- **What is needed**:
Search the material below for the string "orientation" and list each line that holds it.

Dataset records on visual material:
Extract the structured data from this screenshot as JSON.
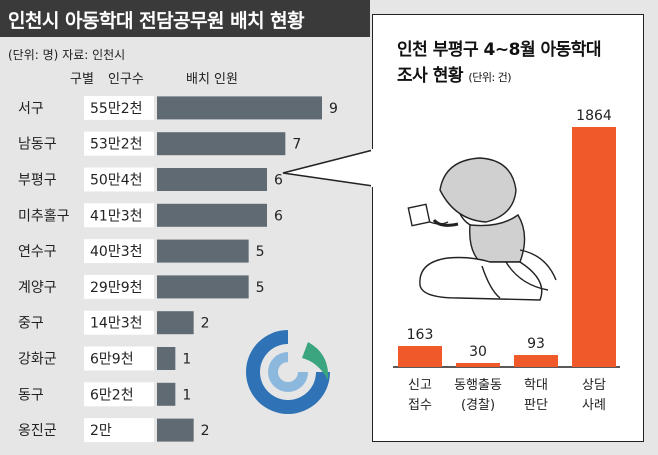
{
  "left_chart": {
    "title": "인천시 아동학대 전담공무원 배치 현황",
    "unit_note": "(단위: 명) 자료: 인천시",
    "col_headers": {
      "district": "구별",
      "population": "인구수",
      "staff": "배치 인원"
    },
    "colors": {
      "bar": "#5f6a73",
      "title_bg": "#3a3a3a",
      "background": "#e6e6e6"
    }
  },
  "right_chart": {
    "title_line1": "인천 부평구 4~8월 아동학대",
    "title_line2": "조사 현황",
    "unit_note": "(단위: 건)",
    "colors": {
      "bar": "#f05a2a"
    }
  },
  "chart_data": [
    {
      "type": "bar",
      "orientation": "horizontal",
      "title": "인천시 아동학대 전담공무원 배치 현황",
      "categories": [
        "서구",
        "남동구",
        "부평구",
        "미추홀구",
        "연수구",
        "계양구",
        "중구",
        "강화군",
        "동구",
        "옹진군"
      ],
      "population_labels": [
        "55만2천",
        "53만2천",
        "50만4천",
        "41만3천",
        "40만3천",
        "29만9천",
        "14만3천",
        "6만9천",
        "6만2천",
        "2만"
      ],
      "values": [
        9,
        7,
        6,
        6,
        5,
        5,
        2,
        1,
        1,
        2
      ],
      "xlabel": "배치 인원",
      "unit": "명",
      "xlim": [
        0,
        9
      ]
    },
    {
      "type": "bar",
      "orientation": "vertical",
      "title": "인천 부평구 4~8월 아동학대 조사 현황",
      "categories": [
        [
          "신고",
          "접수"
        ],
        [
          "동행출동",
          "(경찰)"
        ],
        [
          "학대",
          "판단"
        ],
        [
          "상담",
          "사례"
        ]
      ],
      "values": [
        163,
        30,
        93,
        1864
      ],
      "unit": "건",
      "ylim": [
        0,
        1864
      ]
    }
  ]
}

- **Exercise response**:
      "orientation": "horizontal",
      "orientation": "vertical",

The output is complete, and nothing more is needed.